**Exercise details**
Set down the data below without change, skipping the pictures it holds.

*** Data records ***

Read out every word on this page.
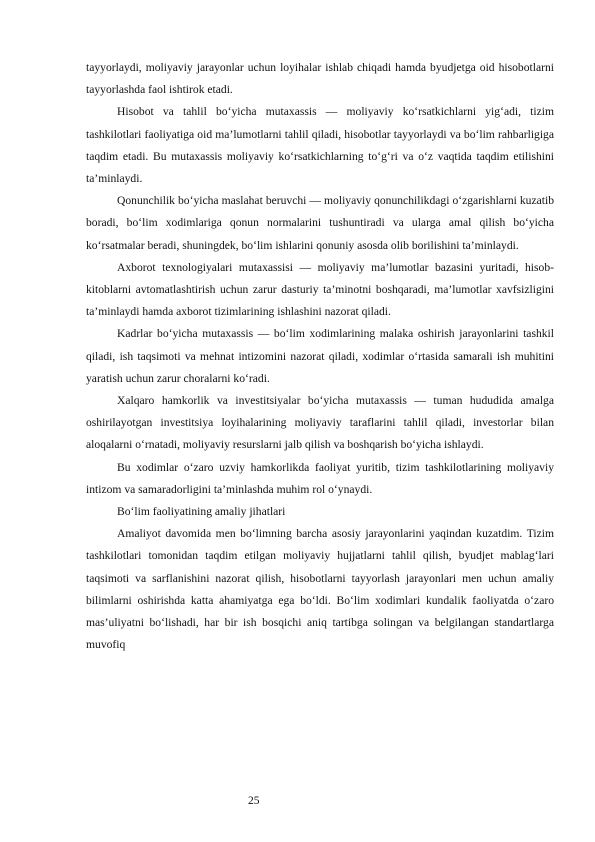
tayyorlaydi, moliyaviy jarayonlar uchun loyihalar ishlab chiqadi hamda byudjetga oid hisobotlarni tayyorlashda faol ishtirok etadi.

Hisobot va tahlil bo‘yicha mutaxassis — moliyaviy ko‘rsatkichlarni yig‘adi, tizim tashkilotlari faoliyatiga oid ma’lumotlarni tahlil qiladi, hisobotlar tayyorlaydi va bo‘lim rahbarligiga taqdim etadi. Bu mutaxassis moliyaviy ko‘rsatkichlarning to‘g‘ri va o‘z vaqtida taqdim etilishini ta’minlaydi.

Qonunchilik bo‘yicha maslahat beruvchi — moliyaviy qonunchilikdagi o‘zgarishlarni kuzatib boradi, bo‘lim xodimlariga qonun normalarini tushuntiradi va ularga amal qilish bo‘yicha ko‘rsatmalar beradi, shuningdek, bo‘lim ishlarini qonuniy asosda olib borilishini ta’minlaydi.

Axborot texnologiyalari mutaxassisi — moliyaviy ma’lumotlar bazasini yuritadi, hisob-kitoblarni avtomatlashtirish uchun zarur dasturiy ta’minotni boshqaradi, ma’lumotlar xavfsizligini ta’minlaydi hamda axborot tizimlarining ishlashini nazorat qiladi.

Kadrlar bo‘yicha mutaxassis — bo‘lim xodimlarining malaka oshirish jarayonlarini tashkil qiladi, ish taqsimoti va mehnat intizomini nazorat qiladi, xodimlar o‘rtasida samarali ish muhitini yaratish uchun zarur choralarni ko‘radi.

Xalqaro hamkorlik va investitsiyalar bo‘yicha mutaxassis — tuman hududida amalga oshirilayotgan investitsiya loyihalarining moliyaviy taraflarini tahlil qiladi, investorlar bilan aloqalarni o‘rnatadi, moliyaviy resurslarni jalb qilish va boshqarish bo‘yicha ishlaydi.

Bu xodimlar o‘zaro uzviy hamkorlikda faoliyat yuritib, tizim tashkilotlarining moliyaviy intizom va samaradorligini ta’minlashda muhim rol o‘ynaydi.

Bo‘lim faoliyatining amaliy jihatlari

Amaliyot davomida men bo‘limning barcha asosiy jarayonlarini yaqindan kuzatdim. Tizim tashkilotlari tomonidan taqdim etilgan moliyaviy hujjatlarni tahlil qilish, byudjet mablag‘lari taqsimoti va sarflanishini nazorat qilish, hisobotlarni tayyorlash jarayonlari men uchun amaliy bilimlarni oshirishda katta ahamiyatga ega bo‘ldi. Bo‘lim xodimlari kundalik faoliyatda o‘zaro mas’uliyatni bo‘lishadi, har bir ish bosqichi aniq tartibga solingan va belgilangan standartlarga muvofiq

25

***

**Exercise output**
Read out every word on this page.
tayyorlaydi, moliyaviy jarayonlar uchun loyihalar ishlab chiqadi hamda byudjetga oid hisobotlarni tayyorlashda faol ishtirok etadi.

Hisobot va tahlil bo‘yicha mutaxassis — moliyaviy ko‘rsatkichlarni yig‘adi, tizim tashkilotlari faoliyatiga oid ma’lumotlarni tahlil qiladi, hisobotlar tayyorlaydi va bo‘lim rahbarligiga taqdim etadi. Bu mutaxassis moliyaviy ko‘rsatkichlarning to‘g‘ri va o‘z vaqtida taqdim etilishini ta’minlaydi.

Qonunchilik bo‘yicha maslahat beruvchi — moliyaviy qonunchilikdagi o‘zgarishlarni kuzatib boradi, bo‘lim xodimlariga qonun normalarini tushuntiradi va ularga amal qilish bo‘yicha ko‘rsatmalar beradi, shuningdek, bo‘lim ishlarini qonuniy asosda olib borilishini ta’minlaydi.

Axborot texnologiyalari mutaxassisi — moliyaviy ma’lumotlar bazasini yuritadi, hisob-kitoblarni avtomatlashtirish uchun zarur dasturiy ta’minotni boshqaradi, ma’lumotlar xavfsizligini ta’minlaydi hamda axborot tizimlarining ishlashini nazorat qiladi.

Kadrlar bo‘yicha mutaxassis — bo‘lim xodimlarining malaka oshirish jarayonlarini tashkil qiladi, ish taqsimoti va mehnat intizomini nazorat qiladi, xodimlar o‘rtasida samarali ish muhitini yaratish uchun zarur choralarni ko‘radi.

Xalqaro hamkorlik va investitsiyalar bo‘yicha mutaxassis — tuman hududida amalga oshirilayotgan investitsiya loyihalarining moliyaviy taraflarini tahlil qiladi, investorlar bilan aloqalarni o‘rnatadi, moliyaviy resurslarni jalb qilish va boshqarish bo‘yicha ishlaydi.

Bu xodimlar o‘zaro uzviy hamkorlikda faoliyat yuritib, tizim tashkilotlarining moliyaviy intizom va samaradorligini ta’minlashda muhim rol o‘ynaydi.

Bo‘lim faoliyatining amaliy jihatlari

Amaliyot davomida men bo‘limning barcha asosiy jarayonlarini yaqindan kuzatdim. Tizim tashkilotlari tomonidan taqdim etilgan moliyaviy hujjatlarni tahlil qilish, byudjet mablag‘lari taqsimoti va sarflanishini nazorat qilish, hisobotlarni tayyorlash jarayonlari men uchun amaliy bilimlarni oshirishda katta ahamiyatga ega bo‘ldi. Bo‘lim xodimlari kundalik faoliyatda o‘zaro mas’uliyatni bo‘lishadi, har bir ish bosqichi aniq tartibga solingan va belgilangan standartlarga muvofiq

25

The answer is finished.